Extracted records
= = = =
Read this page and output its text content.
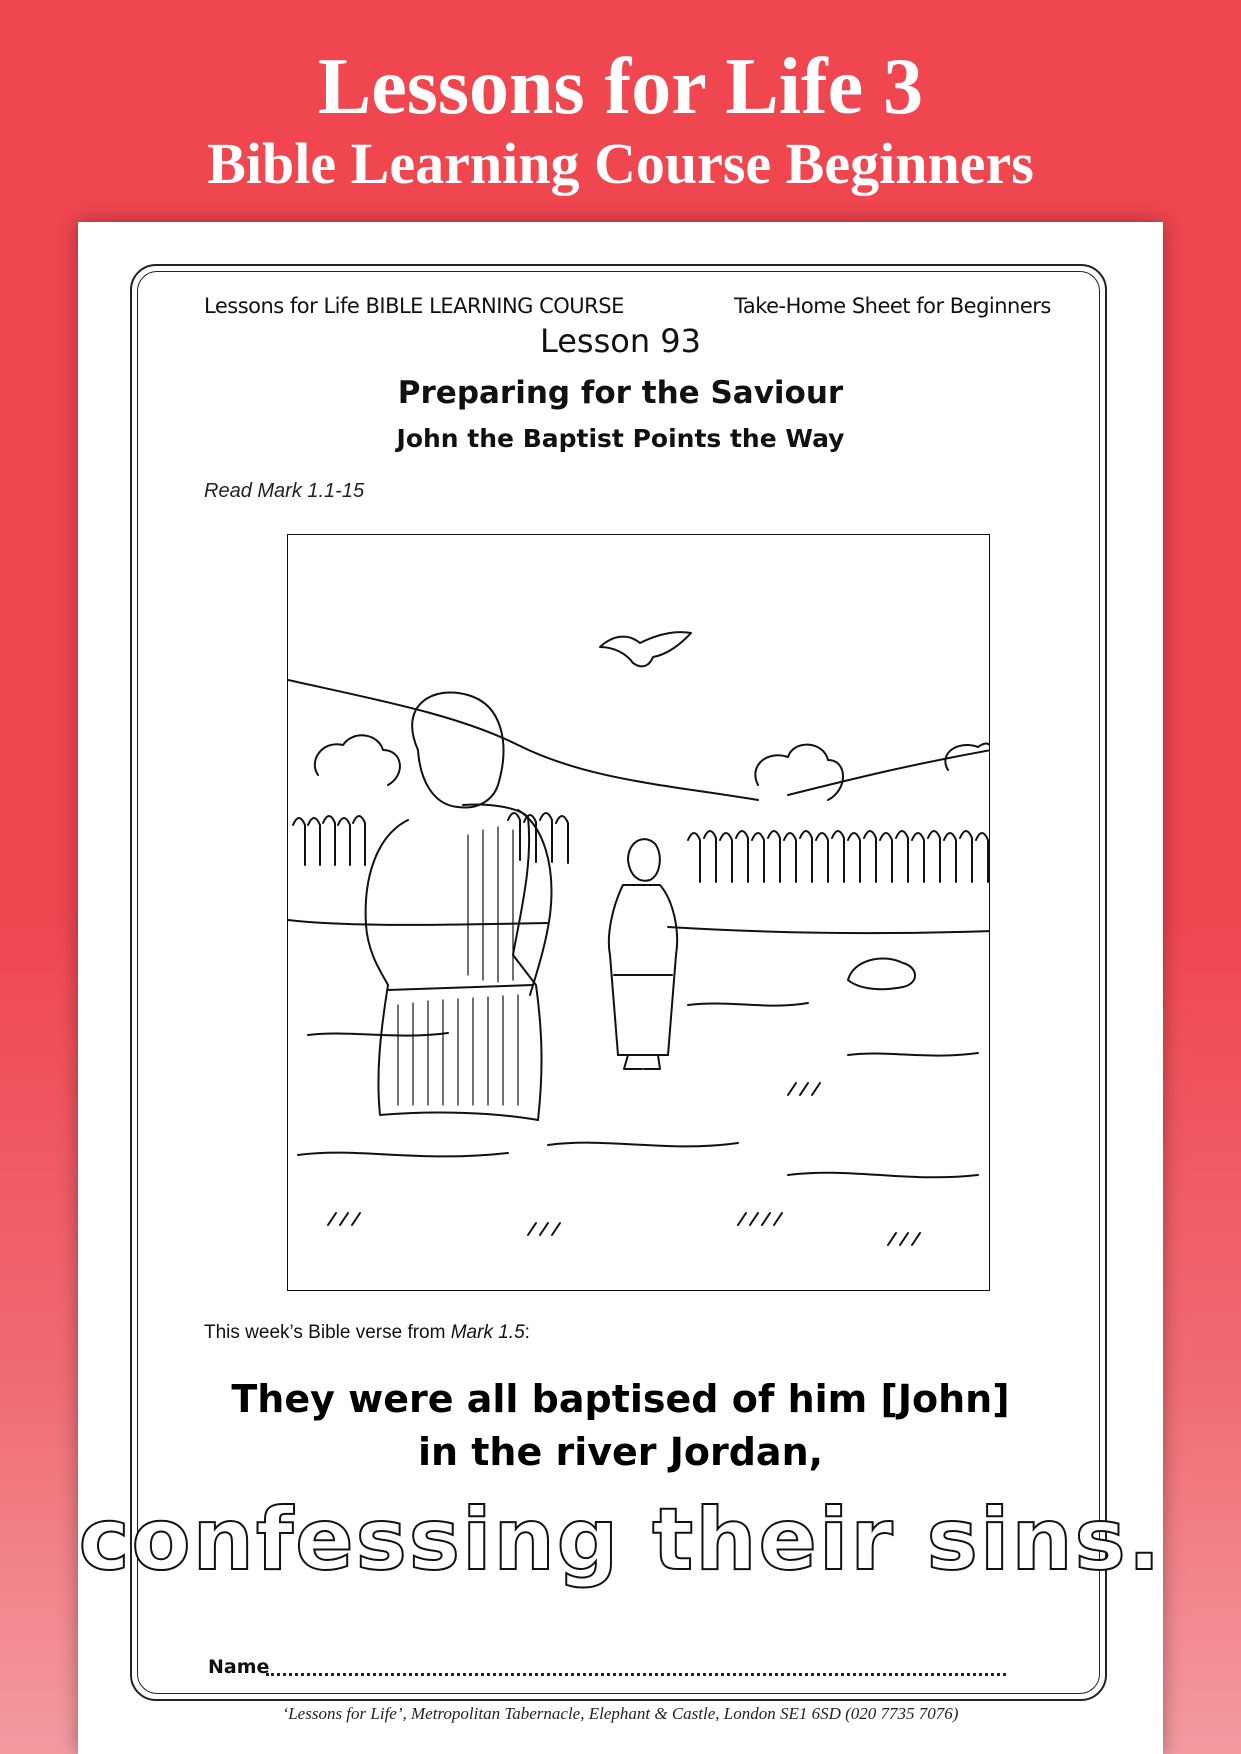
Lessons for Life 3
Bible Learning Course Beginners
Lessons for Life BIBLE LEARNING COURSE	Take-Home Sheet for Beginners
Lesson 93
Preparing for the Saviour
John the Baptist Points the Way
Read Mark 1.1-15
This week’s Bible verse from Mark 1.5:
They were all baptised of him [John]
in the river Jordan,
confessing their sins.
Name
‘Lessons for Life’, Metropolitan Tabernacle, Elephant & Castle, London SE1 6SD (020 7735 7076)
= = = =
→ GIVEN INSTRUCTION: Lines from the records above that hold "Life" are the ones to list.

→ RESULT:
Lessons for Life 3
Lessons for Life BIBLE LEARNING COURSE	Take-Home Sheet for Beginners
‘Lessons for Life’, Metropolitan Tabernacle, Elephant & Castle, London SE1 6SD (020 7735 7076)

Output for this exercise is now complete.